Work to be completed
Copy all lines in which the word "Graphics" can be found.

Given records
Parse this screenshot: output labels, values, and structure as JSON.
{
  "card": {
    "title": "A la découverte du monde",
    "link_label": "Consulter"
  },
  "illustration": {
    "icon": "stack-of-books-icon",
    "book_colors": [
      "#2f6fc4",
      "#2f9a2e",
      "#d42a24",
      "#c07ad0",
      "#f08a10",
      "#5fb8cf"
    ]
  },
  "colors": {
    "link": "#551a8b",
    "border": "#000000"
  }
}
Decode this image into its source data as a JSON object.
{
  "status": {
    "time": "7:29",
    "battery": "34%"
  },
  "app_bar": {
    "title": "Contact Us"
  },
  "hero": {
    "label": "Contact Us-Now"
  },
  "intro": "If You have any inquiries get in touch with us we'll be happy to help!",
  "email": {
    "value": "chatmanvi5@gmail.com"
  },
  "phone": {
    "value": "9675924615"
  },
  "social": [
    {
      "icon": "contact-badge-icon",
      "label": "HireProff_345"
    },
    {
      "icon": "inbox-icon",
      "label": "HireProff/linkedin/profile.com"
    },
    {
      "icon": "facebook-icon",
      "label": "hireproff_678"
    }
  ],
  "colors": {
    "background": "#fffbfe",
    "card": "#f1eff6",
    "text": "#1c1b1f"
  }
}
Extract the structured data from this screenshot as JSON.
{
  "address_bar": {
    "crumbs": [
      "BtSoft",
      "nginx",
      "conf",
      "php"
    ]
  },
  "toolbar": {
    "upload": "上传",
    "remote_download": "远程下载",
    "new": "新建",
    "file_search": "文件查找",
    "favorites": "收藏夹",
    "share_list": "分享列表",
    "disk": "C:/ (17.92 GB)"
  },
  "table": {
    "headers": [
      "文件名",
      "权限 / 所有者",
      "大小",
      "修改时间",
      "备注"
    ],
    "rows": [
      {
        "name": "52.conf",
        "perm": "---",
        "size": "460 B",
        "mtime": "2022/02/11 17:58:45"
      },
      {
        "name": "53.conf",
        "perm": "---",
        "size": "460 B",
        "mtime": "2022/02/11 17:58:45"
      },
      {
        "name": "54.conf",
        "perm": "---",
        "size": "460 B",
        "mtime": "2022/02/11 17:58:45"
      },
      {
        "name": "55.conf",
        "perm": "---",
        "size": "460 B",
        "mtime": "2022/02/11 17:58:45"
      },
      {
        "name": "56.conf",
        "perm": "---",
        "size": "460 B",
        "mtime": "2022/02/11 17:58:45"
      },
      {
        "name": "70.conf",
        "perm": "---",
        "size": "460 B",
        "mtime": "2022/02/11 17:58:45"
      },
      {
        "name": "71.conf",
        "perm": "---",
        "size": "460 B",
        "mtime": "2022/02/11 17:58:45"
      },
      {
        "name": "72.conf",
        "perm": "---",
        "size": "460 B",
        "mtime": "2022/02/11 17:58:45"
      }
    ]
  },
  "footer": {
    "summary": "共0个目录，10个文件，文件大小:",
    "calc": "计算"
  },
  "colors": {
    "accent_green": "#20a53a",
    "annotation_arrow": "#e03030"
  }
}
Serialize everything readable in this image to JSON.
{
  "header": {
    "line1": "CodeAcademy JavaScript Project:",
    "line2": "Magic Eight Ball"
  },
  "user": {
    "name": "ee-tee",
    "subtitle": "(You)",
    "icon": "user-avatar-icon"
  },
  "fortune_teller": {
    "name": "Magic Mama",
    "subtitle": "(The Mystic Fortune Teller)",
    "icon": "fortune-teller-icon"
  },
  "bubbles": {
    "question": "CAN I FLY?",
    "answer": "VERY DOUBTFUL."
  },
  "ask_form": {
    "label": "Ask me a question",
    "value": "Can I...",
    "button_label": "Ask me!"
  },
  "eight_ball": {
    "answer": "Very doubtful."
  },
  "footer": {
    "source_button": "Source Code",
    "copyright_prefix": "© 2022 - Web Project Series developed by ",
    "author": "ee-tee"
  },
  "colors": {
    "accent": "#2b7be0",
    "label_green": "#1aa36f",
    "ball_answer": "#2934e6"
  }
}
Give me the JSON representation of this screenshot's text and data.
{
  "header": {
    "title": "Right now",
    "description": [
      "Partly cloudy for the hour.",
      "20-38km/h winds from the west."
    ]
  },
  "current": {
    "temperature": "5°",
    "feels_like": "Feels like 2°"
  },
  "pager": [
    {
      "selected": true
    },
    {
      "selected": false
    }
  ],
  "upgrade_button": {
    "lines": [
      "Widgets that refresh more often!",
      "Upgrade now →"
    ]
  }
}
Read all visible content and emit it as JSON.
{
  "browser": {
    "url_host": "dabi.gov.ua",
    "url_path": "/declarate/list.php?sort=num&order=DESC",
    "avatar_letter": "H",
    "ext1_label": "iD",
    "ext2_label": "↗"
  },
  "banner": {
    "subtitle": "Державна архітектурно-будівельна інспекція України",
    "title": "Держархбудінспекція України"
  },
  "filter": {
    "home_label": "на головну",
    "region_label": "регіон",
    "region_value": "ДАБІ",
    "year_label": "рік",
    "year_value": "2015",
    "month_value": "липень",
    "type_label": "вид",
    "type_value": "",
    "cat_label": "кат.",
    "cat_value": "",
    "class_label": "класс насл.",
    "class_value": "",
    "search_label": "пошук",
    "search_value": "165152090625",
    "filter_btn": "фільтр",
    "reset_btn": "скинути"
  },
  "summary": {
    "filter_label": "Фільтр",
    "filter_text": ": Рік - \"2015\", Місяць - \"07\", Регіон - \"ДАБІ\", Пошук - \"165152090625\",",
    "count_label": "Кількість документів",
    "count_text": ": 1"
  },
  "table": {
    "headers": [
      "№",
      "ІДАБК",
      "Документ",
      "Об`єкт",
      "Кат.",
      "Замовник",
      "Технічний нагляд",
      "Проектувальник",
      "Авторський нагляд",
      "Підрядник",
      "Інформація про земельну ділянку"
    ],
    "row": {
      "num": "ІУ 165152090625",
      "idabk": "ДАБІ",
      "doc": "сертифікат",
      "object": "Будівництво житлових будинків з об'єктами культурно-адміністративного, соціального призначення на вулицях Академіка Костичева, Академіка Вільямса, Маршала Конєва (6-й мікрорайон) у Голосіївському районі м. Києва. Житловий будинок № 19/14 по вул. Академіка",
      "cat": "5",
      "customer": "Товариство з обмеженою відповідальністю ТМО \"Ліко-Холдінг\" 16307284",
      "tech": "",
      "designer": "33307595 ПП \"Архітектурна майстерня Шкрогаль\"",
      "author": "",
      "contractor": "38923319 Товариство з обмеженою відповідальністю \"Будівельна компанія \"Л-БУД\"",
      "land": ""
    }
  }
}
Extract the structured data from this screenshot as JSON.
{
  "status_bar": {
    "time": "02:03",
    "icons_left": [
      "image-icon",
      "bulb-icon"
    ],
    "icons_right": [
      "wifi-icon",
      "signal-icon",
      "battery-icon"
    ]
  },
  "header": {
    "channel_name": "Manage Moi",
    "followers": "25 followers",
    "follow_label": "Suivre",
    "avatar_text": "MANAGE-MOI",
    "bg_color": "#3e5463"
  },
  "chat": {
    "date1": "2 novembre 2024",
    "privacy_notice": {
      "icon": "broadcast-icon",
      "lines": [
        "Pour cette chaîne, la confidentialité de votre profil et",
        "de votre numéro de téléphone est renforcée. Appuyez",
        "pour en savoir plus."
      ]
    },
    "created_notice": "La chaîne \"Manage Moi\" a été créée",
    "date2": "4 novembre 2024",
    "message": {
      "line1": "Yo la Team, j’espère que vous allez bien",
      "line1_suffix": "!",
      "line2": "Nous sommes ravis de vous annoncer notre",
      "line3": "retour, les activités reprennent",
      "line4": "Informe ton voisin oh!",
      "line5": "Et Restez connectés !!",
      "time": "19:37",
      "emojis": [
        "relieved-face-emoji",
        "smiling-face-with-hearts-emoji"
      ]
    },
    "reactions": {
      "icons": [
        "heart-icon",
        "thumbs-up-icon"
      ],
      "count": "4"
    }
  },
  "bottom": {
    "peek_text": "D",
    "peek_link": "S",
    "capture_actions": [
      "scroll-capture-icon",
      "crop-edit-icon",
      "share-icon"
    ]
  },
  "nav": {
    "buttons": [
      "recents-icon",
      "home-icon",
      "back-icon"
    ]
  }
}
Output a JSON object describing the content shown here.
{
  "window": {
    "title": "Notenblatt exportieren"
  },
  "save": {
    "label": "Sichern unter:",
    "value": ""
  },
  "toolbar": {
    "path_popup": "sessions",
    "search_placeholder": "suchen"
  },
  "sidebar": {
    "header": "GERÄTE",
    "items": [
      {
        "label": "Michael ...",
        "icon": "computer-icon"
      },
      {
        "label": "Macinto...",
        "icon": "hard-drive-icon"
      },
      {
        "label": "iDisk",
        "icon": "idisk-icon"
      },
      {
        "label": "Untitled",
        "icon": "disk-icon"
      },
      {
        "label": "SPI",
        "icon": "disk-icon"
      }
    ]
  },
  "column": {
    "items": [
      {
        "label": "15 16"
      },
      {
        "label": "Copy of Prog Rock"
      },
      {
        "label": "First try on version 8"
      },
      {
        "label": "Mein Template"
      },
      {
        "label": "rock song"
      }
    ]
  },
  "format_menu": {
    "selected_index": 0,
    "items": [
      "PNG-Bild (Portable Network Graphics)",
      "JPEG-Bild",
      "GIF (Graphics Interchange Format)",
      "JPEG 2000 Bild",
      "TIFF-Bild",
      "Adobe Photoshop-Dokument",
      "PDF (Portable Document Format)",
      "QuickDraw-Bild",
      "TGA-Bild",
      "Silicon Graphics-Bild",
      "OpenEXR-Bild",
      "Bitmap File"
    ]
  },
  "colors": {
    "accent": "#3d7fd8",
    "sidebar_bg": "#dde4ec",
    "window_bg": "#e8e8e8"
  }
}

Full output
      "PNG-Bild (Portable Network Graphics)",
      "GIF (Graphics Interchange Format)",
      "Silicon Graphics-Bild",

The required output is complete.